>> Start SUPPLIED DATA

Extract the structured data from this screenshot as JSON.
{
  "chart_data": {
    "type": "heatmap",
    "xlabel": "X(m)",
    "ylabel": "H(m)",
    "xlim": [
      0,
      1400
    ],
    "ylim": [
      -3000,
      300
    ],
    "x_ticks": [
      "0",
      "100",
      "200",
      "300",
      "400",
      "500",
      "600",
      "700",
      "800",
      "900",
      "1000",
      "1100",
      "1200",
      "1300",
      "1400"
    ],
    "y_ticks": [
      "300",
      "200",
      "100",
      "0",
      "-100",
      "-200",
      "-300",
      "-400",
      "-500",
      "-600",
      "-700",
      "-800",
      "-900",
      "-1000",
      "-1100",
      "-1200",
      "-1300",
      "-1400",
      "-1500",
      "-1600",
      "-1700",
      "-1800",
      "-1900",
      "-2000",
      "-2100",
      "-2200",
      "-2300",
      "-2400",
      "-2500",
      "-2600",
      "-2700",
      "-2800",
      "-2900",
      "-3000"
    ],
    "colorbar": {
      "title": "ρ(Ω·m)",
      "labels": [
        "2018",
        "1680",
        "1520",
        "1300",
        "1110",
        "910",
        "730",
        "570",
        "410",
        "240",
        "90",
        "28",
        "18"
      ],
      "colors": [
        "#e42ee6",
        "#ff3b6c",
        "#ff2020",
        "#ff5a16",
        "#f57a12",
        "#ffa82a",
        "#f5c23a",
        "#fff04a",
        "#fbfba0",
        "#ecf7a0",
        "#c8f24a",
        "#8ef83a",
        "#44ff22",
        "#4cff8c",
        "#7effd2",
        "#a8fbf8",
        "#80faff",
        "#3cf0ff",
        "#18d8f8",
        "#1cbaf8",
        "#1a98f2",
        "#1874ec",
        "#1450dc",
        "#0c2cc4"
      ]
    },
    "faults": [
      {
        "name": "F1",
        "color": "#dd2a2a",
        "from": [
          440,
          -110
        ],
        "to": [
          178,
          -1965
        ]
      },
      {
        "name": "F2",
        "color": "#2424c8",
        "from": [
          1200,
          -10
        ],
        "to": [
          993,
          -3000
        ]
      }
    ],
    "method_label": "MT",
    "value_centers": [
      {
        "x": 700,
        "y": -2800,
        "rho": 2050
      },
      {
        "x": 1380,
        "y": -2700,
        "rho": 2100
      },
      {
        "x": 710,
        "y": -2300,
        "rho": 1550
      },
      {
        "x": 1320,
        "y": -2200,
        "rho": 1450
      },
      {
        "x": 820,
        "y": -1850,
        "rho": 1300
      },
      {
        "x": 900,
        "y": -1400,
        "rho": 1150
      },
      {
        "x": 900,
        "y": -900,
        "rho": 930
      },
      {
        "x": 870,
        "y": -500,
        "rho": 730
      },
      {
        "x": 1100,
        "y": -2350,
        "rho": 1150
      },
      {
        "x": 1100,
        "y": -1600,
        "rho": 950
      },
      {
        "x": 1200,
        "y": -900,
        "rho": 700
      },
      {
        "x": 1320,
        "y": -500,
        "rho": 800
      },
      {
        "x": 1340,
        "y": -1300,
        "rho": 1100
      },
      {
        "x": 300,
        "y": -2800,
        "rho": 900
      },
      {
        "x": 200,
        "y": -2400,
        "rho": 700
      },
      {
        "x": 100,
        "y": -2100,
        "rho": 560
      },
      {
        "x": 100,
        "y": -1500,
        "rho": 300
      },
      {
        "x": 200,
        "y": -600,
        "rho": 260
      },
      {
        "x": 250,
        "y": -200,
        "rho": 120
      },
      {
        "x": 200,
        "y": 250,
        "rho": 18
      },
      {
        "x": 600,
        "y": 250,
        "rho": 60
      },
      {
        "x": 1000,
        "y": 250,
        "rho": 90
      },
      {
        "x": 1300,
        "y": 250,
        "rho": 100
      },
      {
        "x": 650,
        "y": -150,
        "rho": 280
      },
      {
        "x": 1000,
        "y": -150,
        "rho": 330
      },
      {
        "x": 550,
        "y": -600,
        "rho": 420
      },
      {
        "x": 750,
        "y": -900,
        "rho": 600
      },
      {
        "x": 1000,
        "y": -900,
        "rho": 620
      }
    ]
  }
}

>> End SUPPLIED DATA

Each of the records should be retyped exactly.

## THE RESULT
Extract the structured data from this screenshot as JSON.
{
  "chart_data": {
    "type": "heatmap",
    "xlabel": "X(m)",
    "ylabel": "H(m)",
    "xlim": [
      0,
      1400
    ],
    "ylim": [
      -3000,
      300
    ],
    "x_ticks": [
      "0",
      "100",
      "200",
      "300",
      "400",
      "500",
      "600",
      "700",
      "800",
      "900",
      "1000",
      "1100",
      "1200",
      "1300",
      "1400"
    ],
    "y_ticks": [
      "300",
      "200",
      "100",
      "0",
      "-100",
      "-200",
      "-300",
      "-400",
      "-500",
      "-600",
      "-700",
      "-800",
      "-900",
      "-1000",
      "-1100",
      "-1200",
      "-1300",
      "-1400",
      "-1500",
      "-1600",
      "-1700",
      "-1800",
      "-1900",
      "-2000",
      "-2100",
      "-2200",
      "-2300",
      "-2400",
      "-2500",
      "-2600",
      "-2700",
      "-2800",
      "-2900",
      "-3000"
    ],
    "colorbar": {
      "title": "ρ(Ω·m)",
      "labels": [
        "2018",
        "1680",
        "1520",
        "1300",
        "1110",
        "910",
        "730",
        "570",
        "410",
        "240",
        "90",
        "28",
        "18"
      ],
      "colors": [
        "#e42ee6",
        "#ff3b6c",
        "#ff2020",
        "#ff5a16",
        "#f57a12",
        "#ffa82a",
        "#f5c23a",
        "#fff04a",
        "#fbfba0",
        "#ecf7a0",
        "#c8f24a",
        "#8ef83a",
        "#44ff22",
        "#4cff8c",
        "#7effd2",
        "#a8fbf8",
        "#80faff",
        "#3cf0ff",
        "#18d8f8",
        "#1cbaf8",
        "#1a98f2",
        "#1874ec",
        "#1450dc",
        "#0c2cc4"
      ]
    },
    "faults": [
      {
        "name": "F1",
        "color": "#dd2a2a",
        "from": [
          440,
          -110
        ],
        "to": [
          178,
          -1965
        ]
      },
      {
        "name": "F2",
        "color": "#2424c8",
        "from": [
          1200,
          -10
        ],
        "to": [
          993,
          -3000
        ]
      }
    ],
    "method_label": "MT",
    "value_centers": [
      {
        "x": 700,
        "y": -2800,
        "rho": 2050
      },
      {
        "x": 1380,
        "y": -2700,
        "rho": 2100
      },
      {
        "x": 710,
        "y": -2300,
        "rho": 1550
      },
      {
        "x": 1320,
        "y": -2200,
        "rho": 1450
      },
      {
        "x": 820,
        "y": -1850,
        "rho": 1300
      },
      {
        "x": 900,
        "y": -1400,
        "rho": 1150
      },
      {
        "x": 900,
        "y": -900,
        "rho": 930
      },
      {
        "x": 870,
        "y": -500,
        "rho": 730
      },
      {
        "x": 1100,
        "y": -2350,
        "rho": 1150
      },
      {
        "x": 1100,
        "y": -1600,
        "rho": 950
      },
      {
        "x": 1200,
        "y": -900,
        "rho": 700
      },
      {
        "x": 1320,
        "y": -500,
        "rho": 800
      },
      {
        "x": 1340,
        "y": -1300,
        "rho": 1100
      },
      {
        "x": 300,
        "y": -2800,
        "rho": 900
      },
      {
        "x": 200,
        "y": -2400,
        "rho": 700
      },
      {
        "x": 100,
        "y": -2100,
        "rho": 560
      },
      {
        "x": 100,
        "y": -1500,
        "rho": 300
      },
      {
        "x": 200,
        "y": -600,
        "rho": 260
      },
      {
        "x": 250,
        "y": -200,
        "rho": 120
      },
      {
        "x": 200,
        "y": 250,
        "rho": 18
      },
      {
        "x": 600,
        "y": 250,
        "rho": 60
      },
      {
        "x": 1000,
        "y": 250,
        "rho": 90
      },
      {
        "x": 1300,
        "y": 250,
        "rho": 100
      },
      {
        "x": 650,
        "y": -150,
        "rho": 280
      },
      {
        "x": 1000,
        "y": -150,
        "rho": 330
      },
      {
        "x": 550,
        "y": -600,
        "rho": 420
      },
      {
        "x": 750,
        "y": -900,
        "rho": 600
      },
      {
        "x": 1000,
        "y": -900,
        "rho": 620
      }
    ]
  }
}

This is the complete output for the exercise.